## TASK DESCRIPTION
Copy every line in the records below that contains the word "hist".

:: DATA SECTION ::

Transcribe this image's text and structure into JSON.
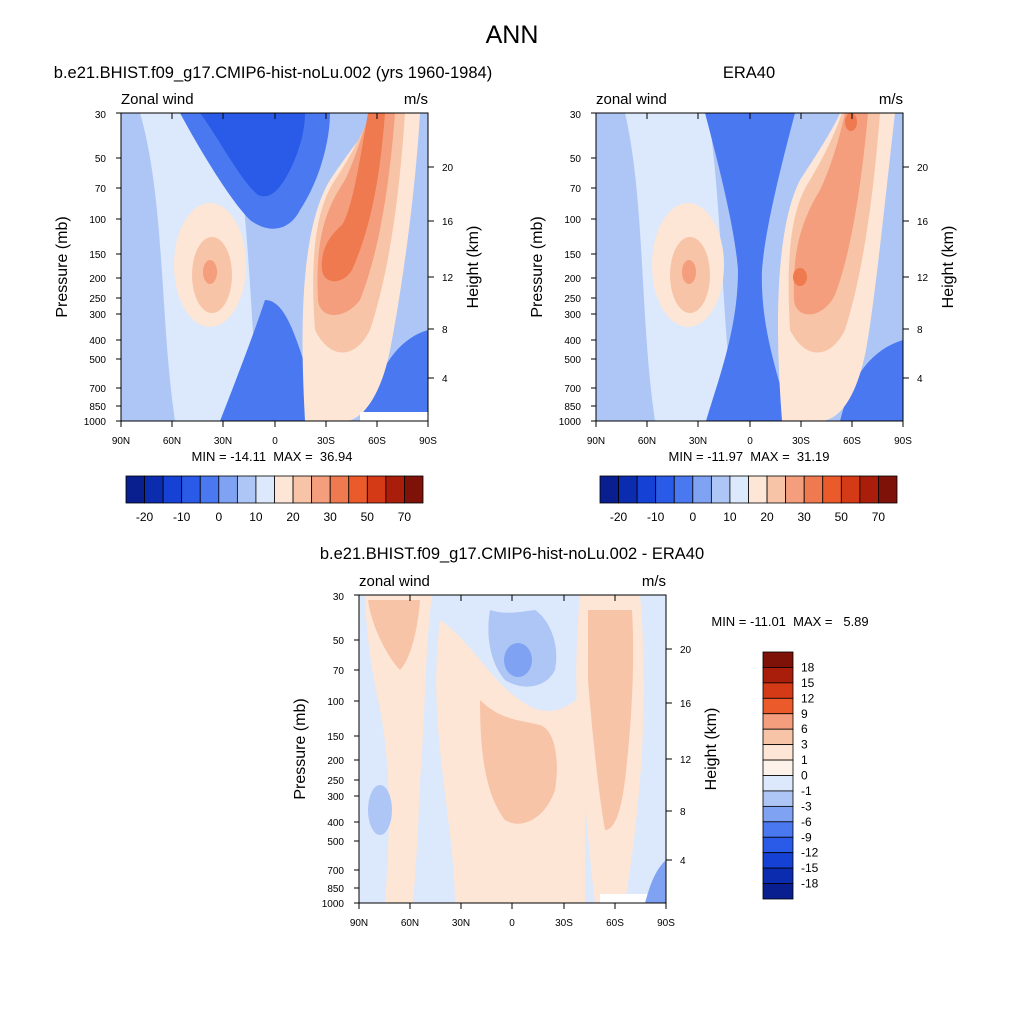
{
  "figure": {
    "title": "ANN"
  },
  "chart_data": [
    {
      "type": "heatmap",
      "title": "b.e21.BHIST.f09_g17.CMIP6-hist-noLu.002 (yrs 1960-1984)",
      "left_label": "Zonal wind",
      "right_label": "m/s",
      "ylabel": "Pressure (mb)",
      "y2label": "Height (km)",
      "x_ticks": [
        "90N",
        "60N",
        "30N",
        "0",
        "30S",
        "60S",
        "90S"
      ],
      "y_ticks": [
        "30",
        "50",
        "70",
        "100",
        "150",
        "200",
        "250",
        "300",
        "400",
        "500",
        "700",
        "850",
        "1000"
      ],
      "y2_ticks": [
        "20",
        "16",
        "12",
        "8",
        "4"
      ],
      "stats": "MIN = -14.11  MAX =  36.94",
      "colorbar": {
        "colors": [
          "#0a1f8f",
          "#0c2cb0",
          "#1541d4",
          "#2a5be8",
          "#4a78f0",
          "#7fa2f3",
          "#aec6f6",
          "#dce8fb",
          "#fde6d6",
          "#f8c4a8",
          "#f49e7d",
          "#ef7a4f",
          "#ea5a2b",
          "#d43a16",
          "#a81e0a",
          "#7e1208"
        ],
        "labels": [
          "-20",
          "-10",
          "0",
          "10",
          "20",
          "30",
          "50",
          "70"
        ]
      }
    },
    {
      "type": "heatmap",
      "title": "ERA40",
      "left_label": "zonal wind",
      "right_label": "m/s",
      "ylabel": "Pressure (mb)",
      "y2label": "Height (km)",
      "x_ticks": [
        "90N",
        "60N",
        "30N",
        "0",
        "30S",
        "60S",
        "90S"
      ],
      "y_ticks": [
        "30",
        "50",
        "70",
        "100",
        "150",
        "200",
        "250",
        "300",
        "400",
        "500",
        "700",
        "850",
        "1000"
      ],
      "y2_ticks": [
        "20",
        "16",
        "12",
        "8",
        "4"
      ],
      "stats": "MIN = -11.97  MAX =  31.19",
      "colorbar": {
        "colors": [
          "#0a1f8f",
          "#0c2cb0",
          "#1541d4",
          "#2a5be8",
          "#4a78f0",
          "#7fa2f3",
          "#aec6f6",
          "#dce8fb",
          "#fde6d6",
          "#f8c4a8",
          "#f49e7d",
          "#ef7a4f",
          "#ea5a2b",
          "#d43a16",
          "#a81e0a",
          "#7e1208"
        ],
        "labels": [
          "-20",
          "-10",
          "0",
          "10",
          "20",
          "30",
          "50",
          "70"
        ]
      }
    },
    {
      "type": "heatmap",
      "title": "b.e21.BHIST.f09_g17.CMIP6-hist-noLu.002 - ERA40",
      "left_label": "zonal wind",
      "right_label": "m/s",
      "ylabel": "Pressure (mb)",
      "y2label": "Height (km)",
      "x_ticks": [
        "90N",
        "60N",
        "30N",
        "0",
        "30S",
        "60S",
        "90S"
      ],
      "y_ticks": [
        "30",
        "50",
        "70",
        "100",
        "150",
        "200",
        "250",
        "300",
        "400",
        "500",
        "700",
        "850",
        "1000"
      ],
      "y2_ticks": [
        "20",
        "16",
        "12",
        "8",
        "4"
      ],
      "stats": "MIN = -11.01  MAX =   5.89",
      "colorbar": {
        "colors": [
          "#7e1208",
          "#a81e0a",
          "#d43a16",
          "#ea5a2b",
          "#f49e7d",
          "#f8c4a8",
          "#fde6d6",
          "#fdf2e9",
          "#dce8fb",
          "#aec6f6",
          "#7fa2f3",
          "#4a78f0",
          "#2a5be8",
          "#1541d4",
          "#0c2cb0",
          "#0a1f8f"
        ],
        "labels": [
          "18",
          "15",
          "12",
          "9",
          "6",
          "3",
          "1",
          "0",
          "-1",
          "-3",
          "-6",
          "-9",
          "-12",
          "-15",
          "-18"
        ]
      }
    }
  ]
}
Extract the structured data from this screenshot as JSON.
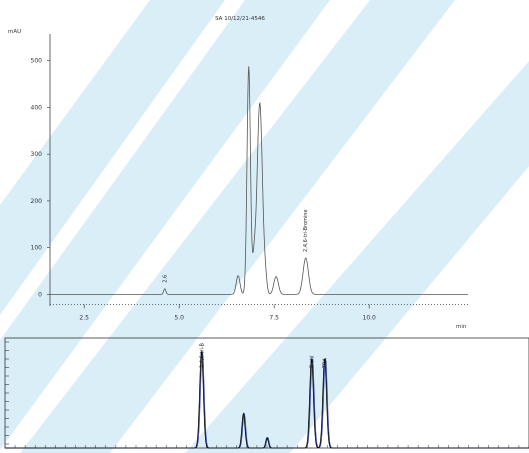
{
  "watermark_color": "#cde8f6",
  "chart_data": [
    {
      "type": "line",
      "title": "SA 10/12/21-4546",
      "ylabel": "mAU",
      "xlabel": "min",
      "xlim": [
        1.6,
        12.6
      ],
      "ylim": [
        -12,
        540
      ],
      "x_ticks": [
        "2.5",
        "5.0",
        "7.5",
        "10.0"
      ],
      "x_tick_values": [
        2.5,
        5.0,
        7.5,
        10.0
      ],
      "y_ticks": [
        "0",
        "100",
        "200",
        "300",
        "400",
        "500"
      ],
      "y_tick_values": [
        0,
        100,
        200,
        300,
        400,
        500
      ],
      "line_color": "#555555",
      "peaks": [
        {
          "t": 4.62,
          "h": 12,
          "w": 0.03
        },
        {
          "t": 6.55,
          "h": 40,
          "w": 0.05
        },
        {
          "t": 6.83,
          "h": 488,
          "w": 0.045
        },
        {
          "t": 6.97,
          "h": 65,
          "w": 0.04
        },
        {
          "t": 7.12,
          "h": 410,
          "w": 0.07
        },
        {
          "t": 7.27,
          "h": 28,
          "w": 0.04
        },
        {
          "t": 7.55,
          "h": 38,
          "w": 0.06
        },
        {
          "t": 8.33,
          "h": 78,
          "w": 0.07
        }
      ],
      "annotations": [
        {
          "t": 4.62,
          "h": 12,
          "text": "2.6"
        },
        {
          "t": 8.33,
          "h": 78,
          "text": "2,4,6-tri-Bromine"
        }
      ]
    },
    {
      "type": "line",
      "xlim": [
        0,
        10
      ],
      "ylim": [
        0,
        1
      ],
      "line_color": "#000000",
      "overlay_color": "#2b3a9a",
      "peaks": [
        {
          "t": 3.75,
          "h": 0.93,
          "w": 0.035
        },
        {
          "t": 4.55,
          "h": 0.33,
          "w": 0.03
        },
        {
          "t": 5.0,
          "h": 0.1,
          "w": 0.025
        },
        {
          "t": 5.85,
          "h": 0.86,
          "w": 0.035
        },
        {
          "t": 6.1,
          "h": 0.86,
          "w": 0.035
        }
      ],
      "annotations": [
        {
          "t": 3.75,
          "text": "2,4,6-tri-B"
        },
        {
          "t": 5.85,
          "text": "B-chl"
        },
        {
          "t": 6.1,
          "text": "TBA"
        }
      ]
    }
  ]
}
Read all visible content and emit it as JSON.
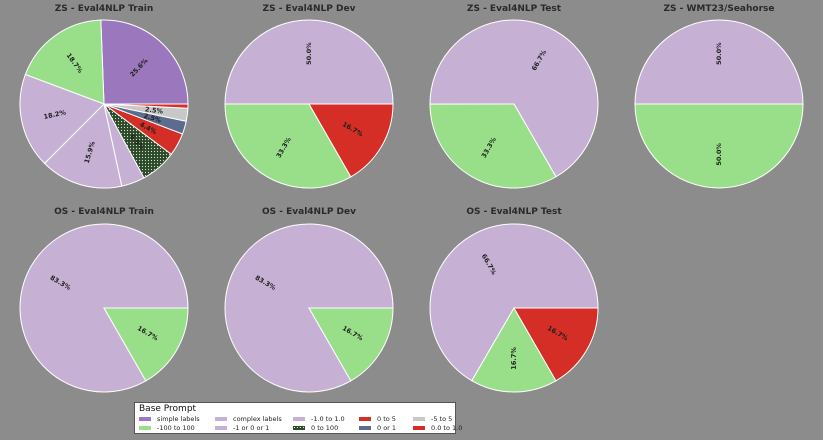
{
  "colors": {
    "simple labels": "#9b78bd",
    "-100 to 100": "#99df8a",
    "complex labels": "#c6b1d5",
    "-1 or 0 or 1": "#c6b1d5",
    "-1.0 to 1.0": "#c6b1d5",
    "0 to 100": "#2d4a2a",
    "0 to 5": "#d42e26",
    "0 or 1": "#5b6c8d",
    "-5 to 5": "#c8c8c8",
    "0.0 to 1.0": "#d42e26"
  },
  "hatched": [
    "0 to 100"
  ],
  "chart_data": [
    {
      "type": "pie",
      "title": "ZS - Eval4NLP Train",
      "startangle": 0,
      "slices": [
        {
          "category": "simple labels",
          "value": 25.6,
          "label": "25.6%"
        },
        {
          "category": "-100 to 100",
          "value": 18.7,
          "label": "18.7%"
        },
        {
          "category": "complex labels",
          "value": 18.2,
          "label": "18.2%"
        },
        {
          "category": "-1 or 0 or 1",
          "value": 15.9,
          "label": "15.9%"
        },
        {
          "category": "-1.0 to 1.0",
          "value": 4.5,
          "label": ""
        },
        {
          "category": "0 to 100",
          "value": 6.9,
          "label": "6.9%"
        },
        {
          "category": "0 to 5",
          "value": 4.4,
          "label": "4.4%"
        },
        {
          "category": "0 or 1",
          "value": 2.5,
          "label": "2.5%"
        },
        {
          "category": "-5 to 5",
          "value": 2.5,
          "label": "2.5%"
        },
        {
          "category": "0.0 to 1.0",
          "value": 0.8,
          "label": ""
        }
      ]
    },
    {
      "type": "pie",
      "title": "ZS - Eval4NLP Dev",
      "startangle": 0,
      "slices": [
        {
          "category": "-1.0 to 1.0",
          "value": 50.0,
          "label": "50.0%"
        },
        {
          "category": "-100 to 100",
          "value": 33.3,
          "label": "33.3%"
        },
        {
          "category": "0.0 to 1.0",
          "value": 16.7,
          "label": "16.7%"
        }
      ]
    },
    {
      "type": "pie",
      "title": "ZS - Eval4NLP Test",
      "startangle": -60,
      "slices": [
        {
          "category": "-1.0 to 1.0",
          "value": 66.7,
          "label": "66.7%"
        },
        {
          "category": "-100 to 100",
          "value": 33.3,
          "label": "33.3%"
        }
      ]
    },
    {
      "type": "pie",
      "title": "ZS - WMT23/Seahorse",
      "startangle": 0,
      "slices": [
        {
          "category": "-1.0 to 1.0",
          "value": 50.0,
          "label": "50.0%"
        },
        {
          "category": "-100 to 100",
          "value": 50.0,
          "label": "50.0%"
        }
      ]
    },
    {
      "type": "pie",
      "title": "OS - Eval4NLP Train",
      "startangle": 0,
      "slices": [
        {
          "category": "-1.0 to 1.0",
          "value": 83.3,
          "label": "83.3%"
        },
        {
          "category": "-100 to 100",
          "value": 16.7,
          "label": "16.7%"
        }
      ]
    },
    {
      "type": "pie",
      "title": "OS - Eval4NLP Dev",
      "startangle": 0,
      "slices": [
        {
          "category": "-1.0 to 1.0",
          "value": 83.3,
          "label": "83.3%"
        },
        {
          "category": "-100 to 100",
          "value": 16.7,
          "label": "16.7%"
        }
      ]
    },
    {
      "type": "pie",
      "title": "OS - Eval4NLP Test",
      "startangle": 0,
      "slices": [
        {
          "category": "-1.0 to 1.0",
          "value": 66.7,
          "label": "66.7%"
        },
        {
          "category": "-100 to 100",
          "value": 16.7,
          "label": "16.7%"
        },
        {
          "category": "0.0 to 1.0",
          "value": 16.7,
          "label": "16.7%"
        }
      ]
    }
  ],
  "legend": {
    "title": "Base Prompt",
    "items": [
      "simple labels",
      "-100 to 100",
      "complex labels",
      "-1 or 0 or 1",
      "-1.0 to 1.0",
      "0 to 100",
      "0 to 5",
      "0 or 1",
      "-5 to 5",
      "0.0 to 1.0"
    ]
  }
}
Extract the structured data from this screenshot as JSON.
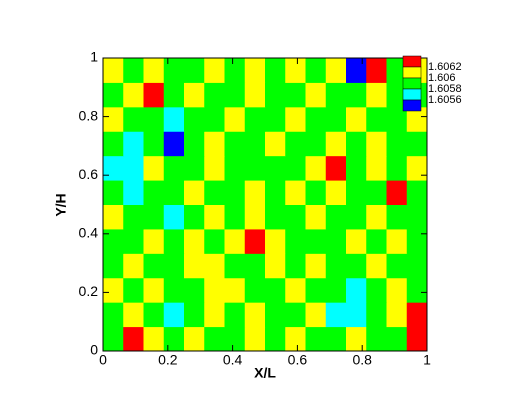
{
  "chart_data": {
    "type": "contour",
    "xlabel": "X/L",
    "ylabel": "Y/H",
    "xlim": [
      0,
      1
    ],
    "ylim": [
      0,
      1
    ],
    "xticks": [
      0,
      0.2,
      0.4,
      0.6,
      0.8,
      1
    ],
    "yticks": [
      0,
      0.2,
      0.4,
      0.6,
      0.8,
      1
    ],
    "levels": [
      1.6062,
      1.606,
      1.6058,
      1.6056
    ],
    "band_colors": [
      "#ff0000",
      "#ffff00",
      "#00ff00",
      "#00ffff",
      "#0000ff"
    ],
    "legend": "upper right",
    "z": [
      [
        1.6059,
        1.6063,
        1.6061,
        1.6059,
        1.6061,
        1.6059,
        1.6059,
        1.6061,
        1.6059,
        1.6061,
        1.6059,
        1.6059,
        1.6061,
        1.6059,
        1.6059,
        1.6063
      ],
      [
        1.6059,
        1.6061,
        1.6059,
        1.6057,
        1.6059,
        1.6061,
        1.6059,
        1.6061,
        1.6059,
        1.6059,
        1.6061,
        1.6057,
        1.6057,
        1.6059,
        1.6061,
        1.6063
      ],
      [
        1.6061,
        1.6059,
        1.6061,
        1.6059,
        1.6059,
        1.6061,
        1.6061,
        1.6059,
        1.6059,
        1.6061,
        1.6059,
        1.6059,
        1.6057,
        1.6059,
        1.6061,
        1.6059
      ],
      [
        1.6059,
        1.6061,
        1.6059,
        1.6059,
        1.6061,
        1.6061,
        1.6059,
        1.6059,
        1.6061,
        1.6059,
        1.6061,
        1.6059,
        1.6059,
        1.6061,
        1.6059,
        1.6059
      ],
      [
        1.6059,
        1.6059,
        1.6061,
        1.6059,
        1.6061,
        1.6059,
        1.6061,
        1.6063,
        1.6061,
        1.6059,
        1.6059,
        1.6059,
        1.6061,
        1.6059,
        1.6061,
        1.6059
      ],
      [
        1.6061,
        1.6059,
        1.6059,
        1.6057,
        1.6059,
        1.6061,
        1.6059,
        1.6061,
        1.6059,
        1.6059,
        1.6061,
        1.6059,
        1.6059,
        1.6061,
        1.6059,
        1.6059
      ],
      [
        1.6059,
        1.6057,
        1.6059,
        1.6059,
        1.6061,
        1.6059,
        1.6059,
        1.6061,
        1.6059,
        1.6061,
        1.6059,
        1.6061,
        1.6059,
        1.6059,
        1.6063,
        1.6059
      ],
      [
        1.6057,
        1.6057,
        1.6061,
        1.6059,
        1.6059,
        1.6061,
        1.6059,
        1.6059,
        1.6059,
        1.6059,
        1.6061,
        1.6063,
        1.6059,
        1.6061,
        1.6059,
        1.6061
      ],
      [
        1.6059,
        1.6057,
        1.6059,
        1.6055,
        1.6059,
        1.6061,
        1.6059,
        1.6059,
        1.6061,
        1.6059,
        1.6059,
        1.6061,
        1.6059,
        1.6061,
        1.6059,
        1.6059
      ],
      [
        1.6061,
        1.6059,
        1.6059,
        1.6057,
        1.6059,
        1.6059,
        1.6061,
        1.6059,
        1.6059,
        1.6061,
        1.6059,
        1.6059,
        1.6061,
        1.6059,
        1.6059,
        1.6061
      ],
      [
        1.6059,
        1.6061,
        1.6063,
        1.6059,
        1.6061,
        1.6059,
        1.6059,
        1.6061,
        1.6059,
        1.6059,
        1.6061,
        1.6059,
        1.6059,
        1.6061,
        1.6059,
        1.6059
      ],
      [
        1.6061,
        1.6059,
        1.6061,
        1.6059,
        1.6059,
        1.6061,
        1.6059,
        1.6061,
        1.6059,
        1.6061,
        1.6059,
        1.6061,
        1.6055,
        1.6063,
        1.6059,
        1.6061
      ]
    ]
  }
}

:::

## COMPLETE RESPONSE
      "title": "b.e21.BHIST.f09_g17.CMIP6-hist-noLu.002 (yrs 1960-1984)",
      "title": "b.e21.BHIST.f09_g17.CMIP6-hist-noLu.002 - ERA40",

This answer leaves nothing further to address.